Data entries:
* start *
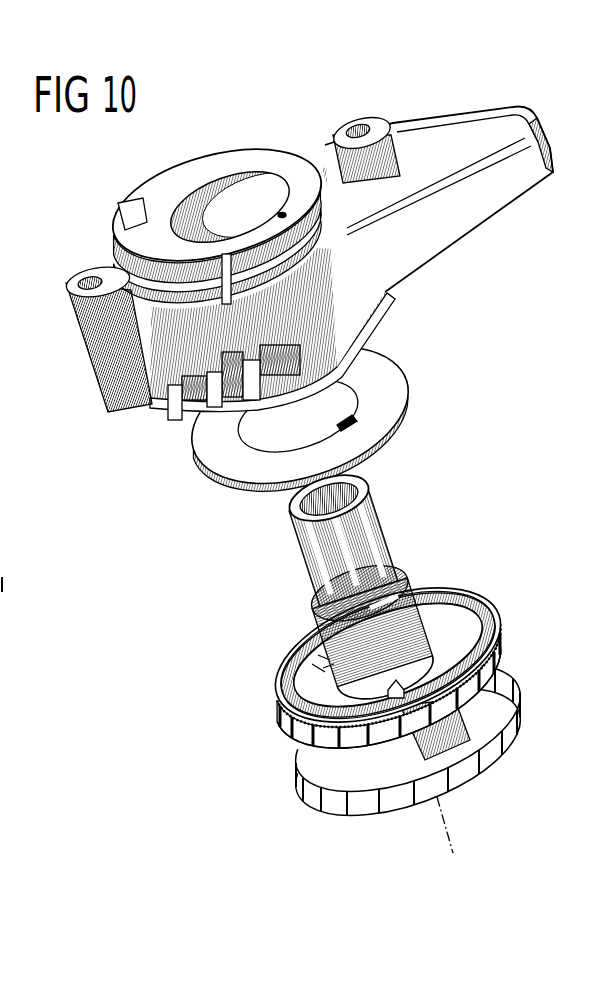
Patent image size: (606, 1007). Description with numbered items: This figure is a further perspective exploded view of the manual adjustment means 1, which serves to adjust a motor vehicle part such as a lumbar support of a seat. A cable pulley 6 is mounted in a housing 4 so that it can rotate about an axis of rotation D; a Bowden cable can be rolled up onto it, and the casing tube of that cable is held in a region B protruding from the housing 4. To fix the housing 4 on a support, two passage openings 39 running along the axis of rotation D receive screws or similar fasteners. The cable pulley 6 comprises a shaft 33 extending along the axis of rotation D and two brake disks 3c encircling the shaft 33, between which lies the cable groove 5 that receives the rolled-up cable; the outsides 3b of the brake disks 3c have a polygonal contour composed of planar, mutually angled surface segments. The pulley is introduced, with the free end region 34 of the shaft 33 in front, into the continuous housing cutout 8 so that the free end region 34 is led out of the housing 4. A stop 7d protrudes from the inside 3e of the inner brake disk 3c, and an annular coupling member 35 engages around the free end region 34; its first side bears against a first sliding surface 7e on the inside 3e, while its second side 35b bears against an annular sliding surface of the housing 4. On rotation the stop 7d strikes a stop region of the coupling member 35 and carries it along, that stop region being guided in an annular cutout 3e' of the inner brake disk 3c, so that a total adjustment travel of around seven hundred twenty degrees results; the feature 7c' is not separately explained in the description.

The axis of rotation D is at (225, 223).
The housing cutout 8 is at (255, 200).
The passage openings 39 is at (357, 128).
The region of the housing B is at (477, 202).
The manual adjustment means 1 is at (551, 297).
The housing 4 is at (103, 401).
The second side of the coupling member 35b is at (213, 442).
The coupling member 35 is at (259, 441).
The free end region of the shaft 34 is at (352, 582).
The shaft 33 is at (381, 699).
The bearing surface 7c' is at (419, 631).
The brake disks 3c is at (453, 636).
The cable groove 5 is at (497, 697).
The cutout 3e' is at (328, 624).
The inside of the brake disk 3e is at (293, 636).
The cable pulley 6 is at (377, 668).
The first sliding surface 7e is at (290, 693).
The stop 7d is at (297, 730).
The outsides of the brake disks 3b is at (342, 732).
* end *
**YOUR TASK**
Output the lines of all the records as a JSON list of strings, with one string per line. Skip blank lines and leave the pictures out.

**RESULT OF THIS TASK**
[
  "Patent image size: (606, 1007). Description with numbered items: This figure is a further perspective exploded view of the manual adjustment means 1, which serves to adjust a motor vehicle part such as a lumbar support of a seat. A cable pulley 6 is mounted in a housing 4 so that it can rotate about an axis of rotation D; a Bowden cable can be rolled up onto it, and the casing tube of that cable is held in a region B protruding from the housing 4. To fix the housing 4 on a support, two passage openings 39 running along the axis of rotation D receive screws or similar fasteners. The cable pulley 6 comprises a shaft 33 extending along the axis of rotation D and two brake disks 3c encircling the shaft 33, between which lies the cable groove 5 that receives the rolled-up cable; the outsides 3b of the brake disks 3c have a polygonal contour composed of planar, mutually angled surface segments. The pulley is introduced, with the free end region 34 of the shaft 33 in front, into the continuous housing cutout 8 so that the free end region 34 is led out of the housing 4. A stop 7d protrudes from the inside 3e of the inner brake disk 3c, and an annular coupling member 35 engages around the free end region 34; its first side bears against a first sliding surface 7e on the inside 3e, while its second side 35b bears against an annular sliding surface of the housing 4. On rotation the stop 7d strikes a stop region of the coupling member 35 and carries it along, that stop region being guided in an annular cutout 3e' of the inner brake disk 3c, so that a total adjustment travel of around seven hundred twenty degrees results; the feature 7c' is not separately explained in the description.",
  "The axis of rotation D is at (225, 223).",
  "The housing cutout 8 is at (255, 200).",
  "The passage openings 39 is at (357, 128).",
  "The region of the housing B is at (477, 202).",
  "The manual adjustment means 1 is at (551, 297).",
  "The housing 4 is at (103, 401).",
  "The second side of the coupling member 35b is at (213, 442).",
  "The coupling member 35 is at (259, 441).",
  "The free end region of the shaft 34 is at (352, 582).",
  "The shaft 33 is at (381, 699).",
  "The bearing surface 7c' is at (419, 631).",
  "The brake disks 3c is at (453, 636).",
  "The cable groove 5 is at (497, 697).",
  "The cutout 3e' is at (328, 624).",
  "The inside of the brake disk 3e is at (293, 636).",
  "The cable pulley 6 is at (377, 668).",
  "The first sliding surface 7e is at (290, 693).",
  "The stop 7d is at (297, 730).",
  "The outsides of the brake disks 3b is at (342, 732)."
]